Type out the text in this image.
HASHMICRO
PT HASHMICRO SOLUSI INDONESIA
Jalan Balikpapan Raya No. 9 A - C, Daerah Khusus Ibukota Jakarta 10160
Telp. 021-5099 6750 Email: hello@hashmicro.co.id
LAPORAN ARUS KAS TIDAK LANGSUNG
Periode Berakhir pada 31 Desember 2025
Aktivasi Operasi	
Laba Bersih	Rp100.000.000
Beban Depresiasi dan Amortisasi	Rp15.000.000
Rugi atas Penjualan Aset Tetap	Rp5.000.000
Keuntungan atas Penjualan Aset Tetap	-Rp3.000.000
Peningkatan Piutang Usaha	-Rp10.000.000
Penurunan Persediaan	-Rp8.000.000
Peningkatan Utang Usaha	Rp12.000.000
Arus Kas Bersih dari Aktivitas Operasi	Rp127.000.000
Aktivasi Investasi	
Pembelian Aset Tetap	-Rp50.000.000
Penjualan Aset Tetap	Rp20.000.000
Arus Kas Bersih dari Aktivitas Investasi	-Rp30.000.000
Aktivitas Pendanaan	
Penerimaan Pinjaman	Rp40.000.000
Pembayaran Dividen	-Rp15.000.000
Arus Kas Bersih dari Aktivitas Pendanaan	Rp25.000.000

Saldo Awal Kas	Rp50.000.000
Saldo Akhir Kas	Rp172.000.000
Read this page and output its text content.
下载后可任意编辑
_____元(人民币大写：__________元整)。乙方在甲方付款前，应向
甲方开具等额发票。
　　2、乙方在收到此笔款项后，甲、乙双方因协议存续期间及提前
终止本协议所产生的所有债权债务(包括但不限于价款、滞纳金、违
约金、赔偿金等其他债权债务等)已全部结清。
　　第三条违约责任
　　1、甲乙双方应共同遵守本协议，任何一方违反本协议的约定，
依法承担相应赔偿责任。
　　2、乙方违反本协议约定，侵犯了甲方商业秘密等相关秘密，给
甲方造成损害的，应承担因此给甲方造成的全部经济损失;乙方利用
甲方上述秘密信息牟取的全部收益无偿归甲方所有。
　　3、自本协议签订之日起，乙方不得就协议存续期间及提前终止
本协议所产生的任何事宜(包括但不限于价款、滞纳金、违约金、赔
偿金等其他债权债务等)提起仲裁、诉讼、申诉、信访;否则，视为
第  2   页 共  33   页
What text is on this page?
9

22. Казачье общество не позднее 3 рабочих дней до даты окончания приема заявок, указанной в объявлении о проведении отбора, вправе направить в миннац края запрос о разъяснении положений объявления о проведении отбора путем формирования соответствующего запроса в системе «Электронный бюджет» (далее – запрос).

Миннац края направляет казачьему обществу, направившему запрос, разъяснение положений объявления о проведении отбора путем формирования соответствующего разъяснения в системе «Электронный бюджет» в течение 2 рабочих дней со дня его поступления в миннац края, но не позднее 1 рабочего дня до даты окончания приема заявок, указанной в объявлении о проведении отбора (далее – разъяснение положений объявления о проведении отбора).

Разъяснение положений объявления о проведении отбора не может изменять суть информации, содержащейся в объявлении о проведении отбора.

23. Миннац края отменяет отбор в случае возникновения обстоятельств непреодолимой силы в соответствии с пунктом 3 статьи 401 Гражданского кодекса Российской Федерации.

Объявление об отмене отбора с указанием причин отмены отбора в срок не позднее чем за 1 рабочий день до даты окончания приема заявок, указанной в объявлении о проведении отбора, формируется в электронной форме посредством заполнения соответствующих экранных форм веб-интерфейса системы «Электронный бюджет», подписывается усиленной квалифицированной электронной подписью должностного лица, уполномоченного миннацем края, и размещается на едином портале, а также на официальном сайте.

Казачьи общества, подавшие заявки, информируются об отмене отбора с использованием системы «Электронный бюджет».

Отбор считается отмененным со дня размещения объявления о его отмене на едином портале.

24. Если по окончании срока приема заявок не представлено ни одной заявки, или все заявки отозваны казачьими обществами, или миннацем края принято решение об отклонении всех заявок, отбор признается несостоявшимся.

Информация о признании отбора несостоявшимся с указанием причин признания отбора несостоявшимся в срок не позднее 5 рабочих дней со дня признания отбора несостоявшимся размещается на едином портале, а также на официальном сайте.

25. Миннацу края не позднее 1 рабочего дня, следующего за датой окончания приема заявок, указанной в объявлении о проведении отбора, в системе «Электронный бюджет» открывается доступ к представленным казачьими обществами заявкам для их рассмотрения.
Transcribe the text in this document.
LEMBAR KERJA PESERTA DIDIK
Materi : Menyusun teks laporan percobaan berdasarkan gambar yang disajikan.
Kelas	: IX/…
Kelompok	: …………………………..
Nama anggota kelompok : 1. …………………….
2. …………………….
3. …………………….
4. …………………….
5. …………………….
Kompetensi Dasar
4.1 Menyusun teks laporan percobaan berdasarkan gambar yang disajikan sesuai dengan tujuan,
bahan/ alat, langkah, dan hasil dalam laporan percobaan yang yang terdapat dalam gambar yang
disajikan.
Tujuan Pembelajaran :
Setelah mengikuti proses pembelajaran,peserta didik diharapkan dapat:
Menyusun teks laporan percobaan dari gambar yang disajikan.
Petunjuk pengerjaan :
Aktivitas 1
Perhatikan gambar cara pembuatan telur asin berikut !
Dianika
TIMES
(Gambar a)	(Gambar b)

- **STATED PROBLEM**
Without changing a word, restate the whole listing.

- **THE OUTPUT**
Type out the text in this image.
HASHMICRO
PT HASHMICRO SOLUSI INDONESIA
Jalan Balikpapan Raya No. 9 A - C, Daerah Khusus Ibukota Jakarta 10160
Telp. 021-5099 6750 Email: hello@hashmicro.co.id
LAPORAN ARUS KAS TIDAK LANGSUNG
Periode Berakhir pada 31 Desember 2025
Aktivasi Operasi	
Laba Bersih	Rp100.000.000
Beban Depresiasi dan Amortisasi	Rp15.000.000
Rugi atas Penjualan Aset Tetap	Rp5.000.000
Keuntungan atas Penjualan Aset Tetap	-Rp3.000.000
Peningkatan Piutang Usaha	-Rp10.000.000
Penurunan Persediaan	-Rp8.000.000
Peningkatan Utang Usaha	Rp12.000.000
Arus Kas Bersih dari Aktivitas Operasi	Rp127.000.000
Aktivasi Investasi	
Pembelian Aset Tetap	-Rp50.000.000
Penjualan Aset Tetap	Rp20.000.000
Arus Kas Bersih dari Aktivitas Investasi	-Rp30.000.000
Aktivitas Pendanaan	
Penerimaan Pinjaman	Rp40.000.000
Pembayaran Dividen	-Rp15.000.000
Arus Kas Bersih dari Aktivitas Pendanaan	Rp25.000.000

Saldo Awal Kas	Rp50.000.000
Saldo Akhir Kas	Rp172.000.000
Read this page and output its text content.
下载后可任意编辑
_____元(人民币大写：__________元整)。乙方在甲方付款前，应向
甲方开具等额发票。
　　2、乙方在收到此笔款项后，甲、乙双方因协议存续期间及提前
终止本协议所产生的所有债权债务(包括但不限于价款、滞纳金、违
约金、赔偿金等其他债权债务等)已全部结清。
　　第三条违约责任
　　1、甲乙双方应共同遵守本协议，任何一方违反本协议的约定，
依法承担相应赔偿责任。
　　2、乙方违反本协议约定，侵犯了甲方商业秘密等相关秘密，给
甲方造成损害的，应承担因此给甲方造成的全部经济损失;乙方利用
甲方上述秘密信息牟取的全部收益无偿归甲方所有。
　　3、自本协议签订之日起，乙方不得就协议存续期间及提前终止
本协议所产生的任何事宜(包括但不限于价款、滞纳金、违约金、赔
偿金等其他债权债务等)提起仲裁、诉讼、申诉、信访;否则，视为
第  2   页 共  33   页
What text is on this page?
9

22. Казачье общество не позднее 3 рабочих дней до даты окончания приема заявок, указанной в объявлении о проведении отбора, вправе направить в миннац края запрос о разъяснении положений объявления о проведении отбора путем формирования соответствующего запроса в системе «Электронный бюджет» (далее – запрос).

Миннац края направляет казачьему обществу, направившему запрос, разъяснение положений объявления о проведении отбора путем формирования соответствующего разъяснения в системе «Электронный бюджет» в течение 2 рабочих дней со дня его поступления в миннац края, но не позднее 1 рабочего дня до даты окончания приема заявок, указанной в объявлении о проведении отбора (далее – разъяснение положений объявления о проведении отбора).

Разъяснение положений объявления о проведении отбора не может изменять суть информации, содержащейся в объявлении о проведении отбора.

23. Миннац края отменяет отбор в случае возникновения обстоятельств непреодолимой силы в соответствии с пунктом 3 статьи 401 Гражданского кодекса Российской Федерации.

Объявление об отмене отбора с указанием причин отмены отбора в срок не позднее чем за 1 рабочий день до даты окончания приема заявок, указанной в объявлении о проведении отбора, формируется в электронной форме посредством заполнения соответствующих экранных форм веб-интерфейса системы «Электронный бюджет», подписывается усиленной квалифицированной электронной подписью должностного лица, уполномоченного миннацем края, и размещается на едином портале, а также на официальном сайте.

Казачьи общества, подавшие заявки, информируются об отмене отбора с использованием системы «Электронный бюджет».

Отбор считается отмененным со дня размещения объявления о его отмене на едином портале.

24. Если по окончании срока приема заявок не представлено ни одной заявки, или все заявки отозваны казачьими обществами, или миннацем края принято решение об отклонении всех заявок, отбор признается несостоявшимся.

Информация о признании отбора несостоявшимся с указанием причин признания отбора несостоявшимся в срок не позднее 5 рабочих дней со дня признания отбора несостоявшимся размещается на едином портале, а также на официальном сайте.

25. Миннацу края не позднее 1 рабочего дня, следующего за датой окончания приема заявок, указанной в объявлении о проведении отбора, в системе «Электронный бюджет» открывается доступ к представленным казачьими обществами заявкам для их рассмотрения.
Transcribe the text in this document.
LEMBAR KERJA PESERTA DIDIK
Materi : Menyusun teks laporan percobaan berdasarkan gambar yang disajikan.
Kelas	: IX/…
Kelompok	: …………………………..
Nama anggota kelompok : 1. …………………….
2. …………………….
3. …………………….
4. …………………….
5. …………………….
Kompetensi Dasar
4.1 Menyusun teks laporan percobaan berdasarkan gambar yang disajikan sesuai dengan tujuan,
bahan/ alat, langkah, dan hasil dalam laporan percobaan yang yang terdapat dalam gambar yang
disajikan.
Tujuan Pembelajaran :
Setelah mengikuti proses pembelajaran,peserta didik diharapkan dapat:
Menyusun teks laporan percobaan dari gambar yang disajikan.
Petunjuk pengerjaan :
Aktivitas 1
Perhatikan gambar cara pembuatan telur asin berikut !
Dianika
TIMES
(Gambar a)	(Gambar b)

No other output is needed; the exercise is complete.